>>>
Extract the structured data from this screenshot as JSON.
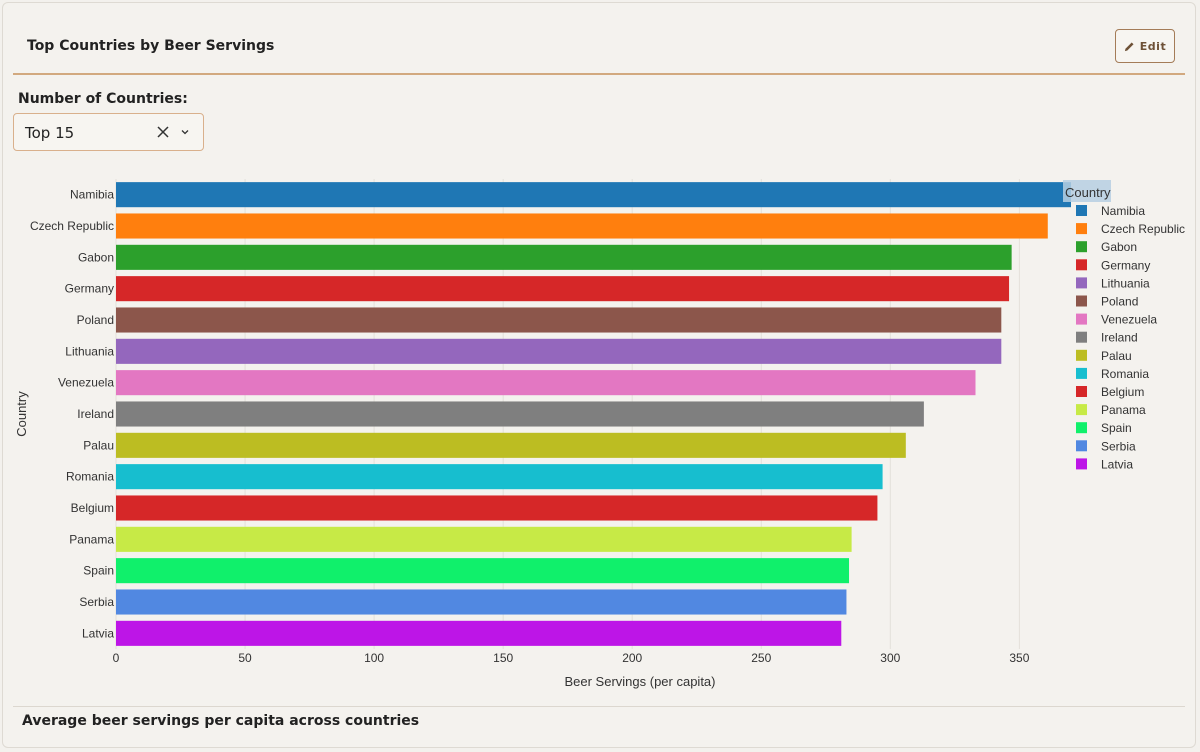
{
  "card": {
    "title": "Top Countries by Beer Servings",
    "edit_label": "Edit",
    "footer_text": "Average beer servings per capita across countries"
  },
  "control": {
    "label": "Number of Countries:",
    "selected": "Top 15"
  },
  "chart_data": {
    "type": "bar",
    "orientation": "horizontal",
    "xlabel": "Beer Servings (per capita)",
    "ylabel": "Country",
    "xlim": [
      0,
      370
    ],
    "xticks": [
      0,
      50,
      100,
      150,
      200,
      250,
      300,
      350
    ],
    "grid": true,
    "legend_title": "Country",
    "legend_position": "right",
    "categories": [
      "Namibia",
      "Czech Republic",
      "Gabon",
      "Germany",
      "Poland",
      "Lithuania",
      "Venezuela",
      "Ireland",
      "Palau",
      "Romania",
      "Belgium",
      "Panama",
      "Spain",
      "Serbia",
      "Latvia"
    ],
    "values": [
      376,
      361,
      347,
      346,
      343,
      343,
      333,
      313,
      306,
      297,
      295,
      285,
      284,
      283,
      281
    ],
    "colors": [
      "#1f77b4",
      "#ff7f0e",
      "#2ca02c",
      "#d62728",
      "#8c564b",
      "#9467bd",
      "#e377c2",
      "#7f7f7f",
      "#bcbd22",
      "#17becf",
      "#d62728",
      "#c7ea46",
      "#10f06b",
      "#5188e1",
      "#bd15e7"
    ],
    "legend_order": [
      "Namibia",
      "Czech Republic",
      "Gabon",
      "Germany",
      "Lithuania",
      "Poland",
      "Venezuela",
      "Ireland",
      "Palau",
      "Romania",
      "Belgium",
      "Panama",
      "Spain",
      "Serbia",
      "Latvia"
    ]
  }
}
<<<
>>>
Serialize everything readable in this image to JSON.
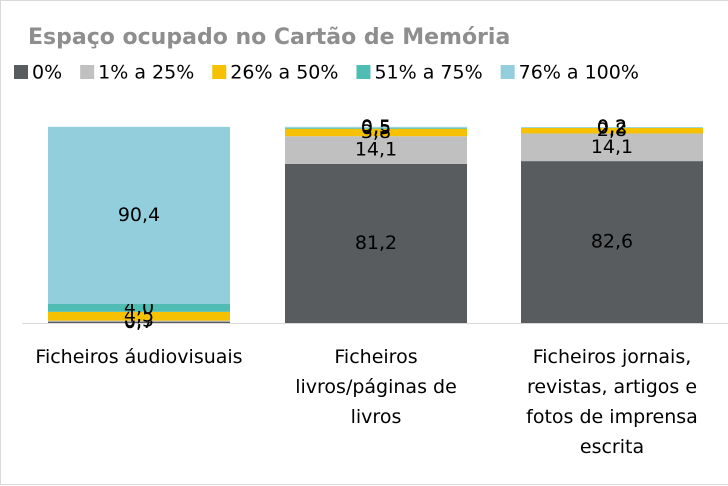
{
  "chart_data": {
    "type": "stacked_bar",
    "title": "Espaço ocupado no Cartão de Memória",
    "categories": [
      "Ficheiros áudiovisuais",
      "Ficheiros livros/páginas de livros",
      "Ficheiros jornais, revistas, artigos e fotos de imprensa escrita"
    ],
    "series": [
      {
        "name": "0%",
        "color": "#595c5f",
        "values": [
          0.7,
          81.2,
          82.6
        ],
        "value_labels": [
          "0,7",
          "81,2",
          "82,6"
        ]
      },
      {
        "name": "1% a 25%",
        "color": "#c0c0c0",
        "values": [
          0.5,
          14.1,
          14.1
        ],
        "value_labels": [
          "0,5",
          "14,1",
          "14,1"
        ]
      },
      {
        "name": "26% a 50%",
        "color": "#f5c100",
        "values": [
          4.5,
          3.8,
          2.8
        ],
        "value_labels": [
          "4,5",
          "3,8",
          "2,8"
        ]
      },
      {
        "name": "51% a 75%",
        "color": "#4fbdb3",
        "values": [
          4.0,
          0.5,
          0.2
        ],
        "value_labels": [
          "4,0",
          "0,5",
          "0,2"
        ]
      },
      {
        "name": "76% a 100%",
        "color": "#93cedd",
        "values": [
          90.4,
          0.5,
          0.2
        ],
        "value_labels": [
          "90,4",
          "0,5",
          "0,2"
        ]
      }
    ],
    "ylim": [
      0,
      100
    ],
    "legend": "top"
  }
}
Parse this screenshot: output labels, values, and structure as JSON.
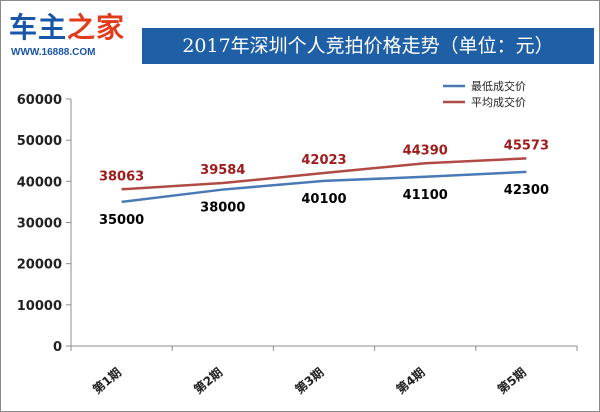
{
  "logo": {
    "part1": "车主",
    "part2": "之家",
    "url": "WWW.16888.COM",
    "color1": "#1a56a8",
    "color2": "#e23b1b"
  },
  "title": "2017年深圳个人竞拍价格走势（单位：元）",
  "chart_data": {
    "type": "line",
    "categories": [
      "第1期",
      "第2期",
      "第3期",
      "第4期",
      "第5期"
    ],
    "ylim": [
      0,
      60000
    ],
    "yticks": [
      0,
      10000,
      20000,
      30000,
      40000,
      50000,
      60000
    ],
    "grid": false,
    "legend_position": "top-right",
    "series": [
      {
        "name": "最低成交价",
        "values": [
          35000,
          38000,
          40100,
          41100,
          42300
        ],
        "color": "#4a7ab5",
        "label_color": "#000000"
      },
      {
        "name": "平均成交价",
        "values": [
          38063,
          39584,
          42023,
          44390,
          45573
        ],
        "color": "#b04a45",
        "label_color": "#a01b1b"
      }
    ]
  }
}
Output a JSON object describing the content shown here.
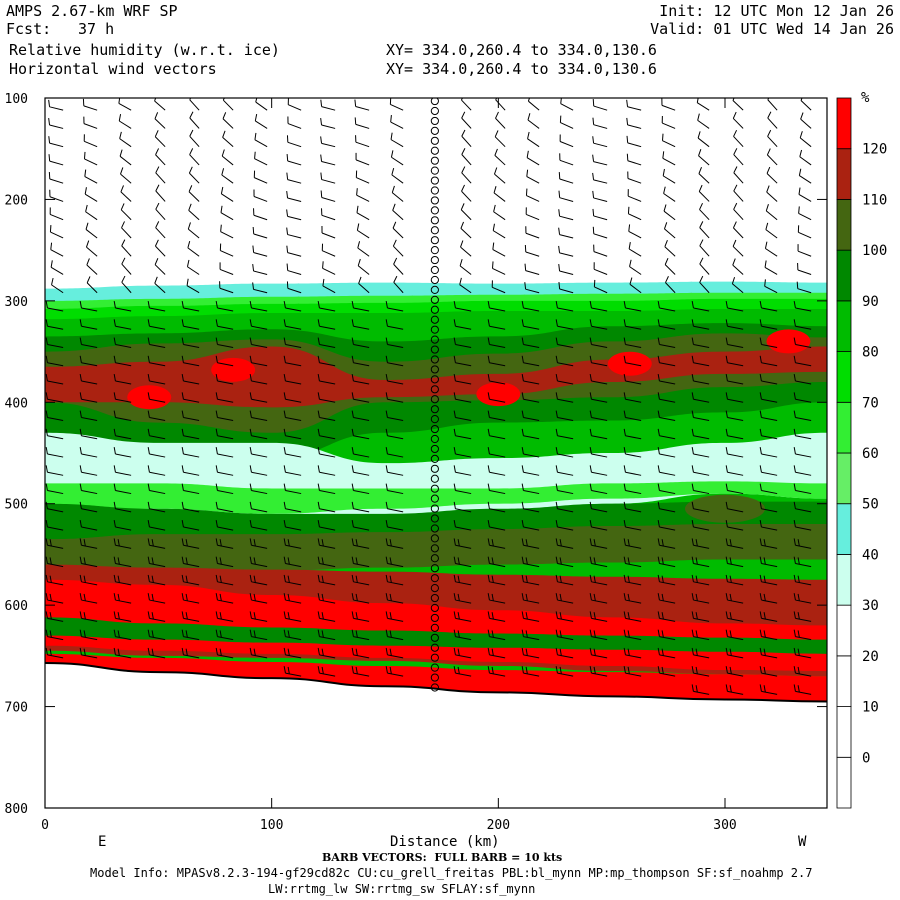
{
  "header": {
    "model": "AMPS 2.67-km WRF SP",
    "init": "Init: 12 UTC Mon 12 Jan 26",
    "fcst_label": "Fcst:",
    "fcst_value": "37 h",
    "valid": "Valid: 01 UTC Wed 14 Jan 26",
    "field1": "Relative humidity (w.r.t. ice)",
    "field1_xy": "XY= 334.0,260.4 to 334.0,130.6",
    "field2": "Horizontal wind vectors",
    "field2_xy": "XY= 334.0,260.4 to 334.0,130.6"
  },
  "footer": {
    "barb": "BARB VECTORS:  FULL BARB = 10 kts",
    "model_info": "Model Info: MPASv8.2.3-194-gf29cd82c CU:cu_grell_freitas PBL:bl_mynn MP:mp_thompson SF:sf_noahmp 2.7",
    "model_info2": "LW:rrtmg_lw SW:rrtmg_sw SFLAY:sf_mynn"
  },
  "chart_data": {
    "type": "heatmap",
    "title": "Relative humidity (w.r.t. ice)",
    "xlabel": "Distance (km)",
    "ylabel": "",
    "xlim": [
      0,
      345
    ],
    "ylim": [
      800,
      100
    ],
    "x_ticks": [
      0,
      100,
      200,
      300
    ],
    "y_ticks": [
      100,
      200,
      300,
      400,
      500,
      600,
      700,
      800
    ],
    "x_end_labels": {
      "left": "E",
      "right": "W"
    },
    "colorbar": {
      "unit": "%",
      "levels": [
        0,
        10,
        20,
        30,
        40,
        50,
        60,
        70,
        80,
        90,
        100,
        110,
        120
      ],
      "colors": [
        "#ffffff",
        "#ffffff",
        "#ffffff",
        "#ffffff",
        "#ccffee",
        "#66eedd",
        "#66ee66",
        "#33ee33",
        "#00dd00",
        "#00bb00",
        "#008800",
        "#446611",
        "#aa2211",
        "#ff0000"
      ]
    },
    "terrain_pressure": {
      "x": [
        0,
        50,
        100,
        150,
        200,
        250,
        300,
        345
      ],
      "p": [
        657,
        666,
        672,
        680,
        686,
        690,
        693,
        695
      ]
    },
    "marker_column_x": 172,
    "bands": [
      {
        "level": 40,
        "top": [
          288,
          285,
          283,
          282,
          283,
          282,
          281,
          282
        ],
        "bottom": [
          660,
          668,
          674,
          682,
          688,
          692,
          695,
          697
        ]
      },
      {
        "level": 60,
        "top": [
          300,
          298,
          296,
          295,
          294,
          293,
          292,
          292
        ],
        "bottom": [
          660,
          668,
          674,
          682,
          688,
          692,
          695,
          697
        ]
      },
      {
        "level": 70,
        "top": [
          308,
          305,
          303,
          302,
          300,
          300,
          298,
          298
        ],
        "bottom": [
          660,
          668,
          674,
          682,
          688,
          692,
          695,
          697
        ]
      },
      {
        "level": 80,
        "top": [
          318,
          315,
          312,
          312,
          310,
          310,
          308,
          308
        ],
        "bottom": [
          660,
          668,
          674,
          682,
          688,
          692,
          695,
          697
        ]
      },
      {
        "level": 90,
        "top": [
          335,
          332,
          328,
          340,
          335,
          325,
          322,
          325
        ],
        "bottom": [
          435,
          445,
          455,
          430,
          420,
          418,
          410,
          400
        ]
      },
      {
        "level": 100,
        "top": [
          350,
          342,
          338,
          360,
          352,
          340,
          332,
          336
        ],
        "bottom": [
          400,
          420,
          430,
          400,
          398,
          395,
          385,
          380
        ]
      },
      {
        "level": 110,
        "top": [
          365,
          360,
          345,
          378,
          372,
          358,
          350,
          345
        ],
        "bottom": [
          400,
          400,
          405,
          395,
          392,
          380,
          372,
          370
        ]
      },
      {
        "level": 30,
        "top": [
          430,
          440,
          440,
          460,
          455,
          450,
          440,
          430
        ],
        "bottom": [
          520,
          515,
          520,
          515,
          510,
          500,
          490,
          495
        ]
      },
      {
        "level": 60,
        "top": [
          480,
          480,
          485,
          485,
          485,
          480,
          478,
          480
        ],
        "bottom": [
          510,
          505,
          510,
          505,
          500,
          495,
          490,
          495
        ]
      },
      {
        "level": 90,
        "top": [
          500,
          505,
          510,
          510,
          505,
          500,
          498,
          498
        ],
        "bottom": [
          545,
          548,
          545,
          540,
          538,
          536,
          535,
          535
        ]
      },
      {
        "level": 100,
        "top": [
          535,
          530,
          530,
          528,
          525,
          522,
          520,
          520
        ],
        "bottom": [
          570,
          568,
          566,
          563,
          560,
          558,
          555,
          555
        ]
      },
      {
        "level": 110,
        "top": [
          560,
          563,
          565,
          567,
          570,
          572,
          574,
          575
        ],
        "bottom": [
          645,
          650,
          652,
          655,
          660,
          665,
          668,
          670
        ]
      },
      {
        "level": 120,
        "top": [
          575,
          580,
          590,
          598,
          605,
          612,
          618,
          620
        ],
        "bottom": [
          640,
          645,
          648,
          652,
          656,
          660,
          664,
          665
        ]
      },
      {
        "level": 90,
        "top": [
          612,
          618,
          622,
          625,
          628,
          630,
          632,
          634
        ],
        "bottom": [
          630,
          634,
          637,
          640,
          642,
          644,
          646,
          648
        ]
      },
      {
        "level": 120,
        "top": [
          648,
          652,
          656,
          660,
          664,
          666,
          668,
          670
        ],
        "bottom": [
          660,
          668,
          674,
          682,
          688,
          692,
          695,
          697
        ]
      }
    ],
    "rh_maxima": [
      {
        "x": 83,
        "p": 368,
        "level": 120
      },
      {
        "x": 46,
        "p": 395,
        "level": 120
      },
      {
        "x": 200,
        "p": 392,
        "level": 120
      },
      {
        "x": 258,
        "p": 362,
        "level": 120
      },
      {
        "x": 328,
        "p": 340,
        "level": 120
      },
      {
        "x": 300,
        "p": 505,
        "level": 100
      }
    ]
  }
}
<<<
>>>
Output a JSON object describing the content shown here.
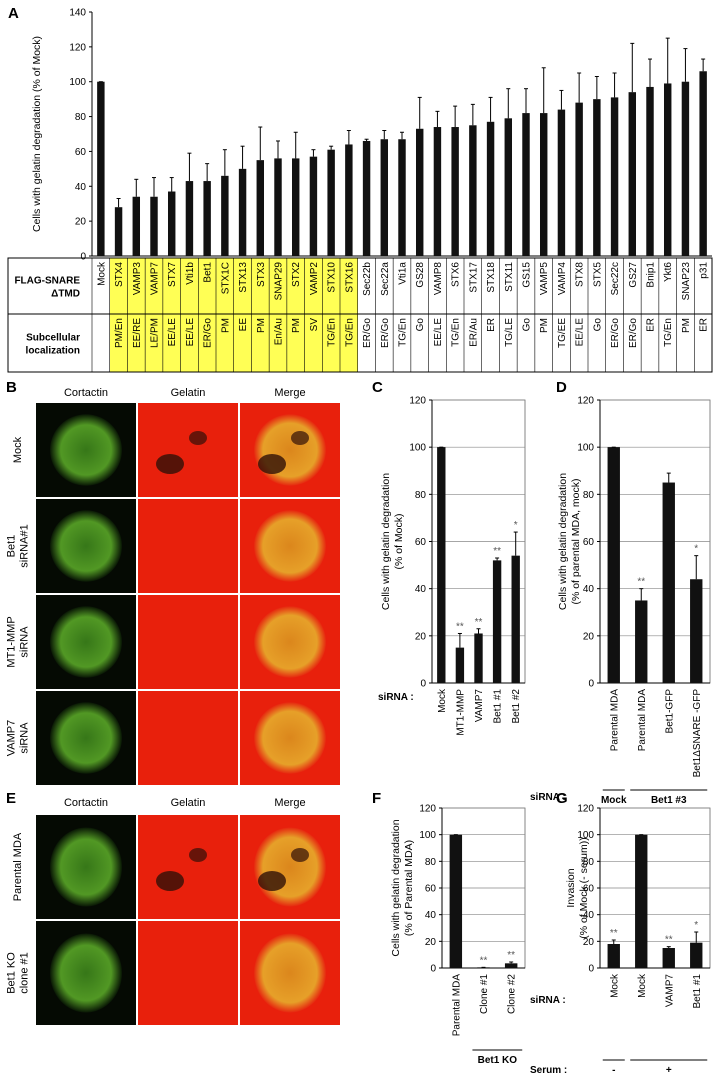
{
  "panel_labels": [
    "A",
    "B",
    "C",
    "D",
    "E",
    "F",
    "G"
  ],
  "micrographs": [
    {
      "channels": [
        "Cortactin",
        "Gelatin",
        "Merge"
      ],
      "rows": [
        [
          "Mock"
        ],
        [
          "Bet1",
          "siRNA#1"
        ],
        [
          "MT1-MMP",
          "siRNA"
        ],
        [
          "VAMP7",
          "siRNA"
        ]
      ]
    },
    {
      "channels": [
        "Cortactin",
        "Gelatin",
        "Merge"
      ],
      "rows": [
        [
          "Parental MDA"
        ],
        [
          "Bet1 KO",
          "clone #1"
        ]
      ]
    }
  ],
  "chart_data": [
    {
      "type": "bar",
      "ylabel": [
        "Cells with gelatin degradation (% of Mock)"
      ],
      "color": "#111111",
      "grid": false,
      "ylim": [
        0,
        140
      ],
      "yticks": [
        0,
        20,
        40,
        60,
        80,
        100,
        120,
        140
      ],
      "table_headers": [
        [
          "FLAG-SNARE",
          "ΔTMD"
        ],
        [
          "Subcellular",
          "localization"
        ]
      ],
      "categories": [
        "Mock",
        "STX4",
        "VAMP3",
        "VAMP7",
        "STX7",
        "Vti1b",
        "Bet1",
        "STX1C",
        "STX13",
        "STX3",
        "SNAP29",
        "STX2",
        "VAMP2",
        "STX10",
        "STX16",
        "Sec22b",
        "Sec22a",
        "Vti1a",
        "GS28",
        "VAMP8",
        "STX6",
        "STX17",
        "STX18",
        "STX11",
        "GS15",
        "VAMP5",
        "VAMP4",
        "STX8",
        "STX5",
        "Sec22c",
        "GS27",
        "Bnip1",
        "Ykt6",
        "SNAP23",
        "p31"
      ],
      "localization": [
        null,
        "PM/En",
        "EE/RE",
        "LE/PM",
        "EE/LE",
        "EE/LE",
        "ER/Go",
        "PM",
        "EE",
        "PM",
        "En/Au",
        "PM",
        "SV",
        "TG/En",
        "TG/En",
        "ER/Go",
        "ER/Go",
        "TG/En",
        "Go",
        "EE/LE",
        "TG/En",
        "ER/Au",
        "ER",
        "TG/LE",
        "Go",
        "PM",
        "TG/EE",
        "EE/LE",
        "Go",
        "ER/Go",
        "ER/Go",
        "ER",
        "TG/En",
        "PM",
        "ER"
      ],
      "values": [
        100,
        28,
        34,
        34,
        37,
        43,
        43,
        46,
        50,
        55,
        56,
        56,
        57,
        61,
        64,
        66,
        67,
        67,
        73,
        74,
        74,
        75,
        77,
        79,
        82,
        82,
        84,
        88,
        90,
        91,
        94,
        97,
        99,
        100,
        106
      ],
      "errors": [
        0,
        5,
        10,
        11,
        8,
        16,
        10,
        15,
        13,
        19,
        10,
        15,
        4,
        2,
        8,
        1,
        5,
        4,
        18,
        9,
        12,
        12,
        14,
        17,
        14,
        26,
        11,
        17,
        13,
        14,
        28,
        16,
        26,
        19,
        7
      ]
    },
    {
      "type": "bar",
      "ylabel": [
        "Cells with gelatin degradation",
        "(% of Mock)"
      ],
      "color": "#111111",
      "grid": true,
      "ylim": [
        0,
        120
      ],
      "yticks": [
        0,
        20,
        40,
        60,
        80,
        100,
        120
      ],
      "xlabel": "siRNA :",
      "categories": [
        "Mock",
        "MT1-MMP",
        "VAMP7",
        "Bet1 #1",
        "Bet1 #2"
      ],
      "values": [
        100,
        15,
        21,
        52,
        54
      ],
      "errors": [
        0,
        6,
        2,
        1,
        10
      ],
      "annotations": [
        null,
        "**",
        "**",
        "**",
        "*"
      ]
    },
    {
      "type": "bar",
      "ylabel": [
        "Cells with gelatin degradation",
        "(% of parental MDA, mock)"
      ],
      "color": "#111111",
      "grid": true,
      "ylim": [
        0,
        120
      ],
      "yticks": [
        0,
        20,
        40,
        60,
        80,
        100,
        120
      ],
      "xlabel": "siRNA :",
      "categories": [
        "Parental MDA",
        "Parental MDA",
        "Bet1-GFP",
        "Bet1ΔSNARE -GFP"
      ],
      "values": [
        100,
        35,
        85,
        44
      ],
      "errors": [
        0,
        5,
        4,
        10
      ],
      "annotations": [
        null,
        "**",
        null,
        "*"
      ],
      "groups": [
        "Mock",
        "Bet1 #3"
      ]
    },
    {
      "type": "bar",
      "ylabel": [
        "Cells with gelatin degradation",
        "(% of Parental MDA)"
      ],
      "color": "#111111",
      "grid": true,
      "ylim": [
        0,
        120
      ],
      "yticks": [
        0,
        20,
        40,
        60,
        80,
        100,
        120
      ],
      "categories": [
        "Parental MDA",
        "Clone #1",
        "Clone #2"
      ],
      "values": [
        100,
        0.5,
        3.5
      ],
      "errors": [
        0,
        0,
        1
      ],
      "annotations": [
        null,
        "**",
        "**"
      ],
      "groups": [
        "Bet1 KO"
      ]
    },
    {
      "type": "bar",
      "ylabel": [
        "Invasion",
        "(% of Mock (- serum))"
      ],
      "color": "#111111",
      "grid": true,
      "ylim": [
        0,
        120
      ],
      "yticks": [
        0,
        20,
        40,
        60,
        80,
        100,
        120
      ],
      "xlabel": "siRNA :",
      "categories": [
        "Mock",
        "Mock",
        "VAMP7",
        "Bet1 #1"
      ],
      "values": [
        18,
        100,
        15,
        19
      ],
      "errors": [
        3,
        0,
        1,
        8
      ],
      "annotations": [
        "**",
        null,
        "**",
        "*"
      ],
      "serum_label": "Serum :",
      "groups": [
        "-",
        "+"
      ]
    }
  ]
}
<<<
● Task description
Collect the lines of the records that include the string "Ficheiros".

● Written reply
      "Ficheiros áudiovisuais",
      "Ficheiros livros/páginas de livros",
      "Ficheiros jornais, revistas, artigos e fotos de imprensa escrita"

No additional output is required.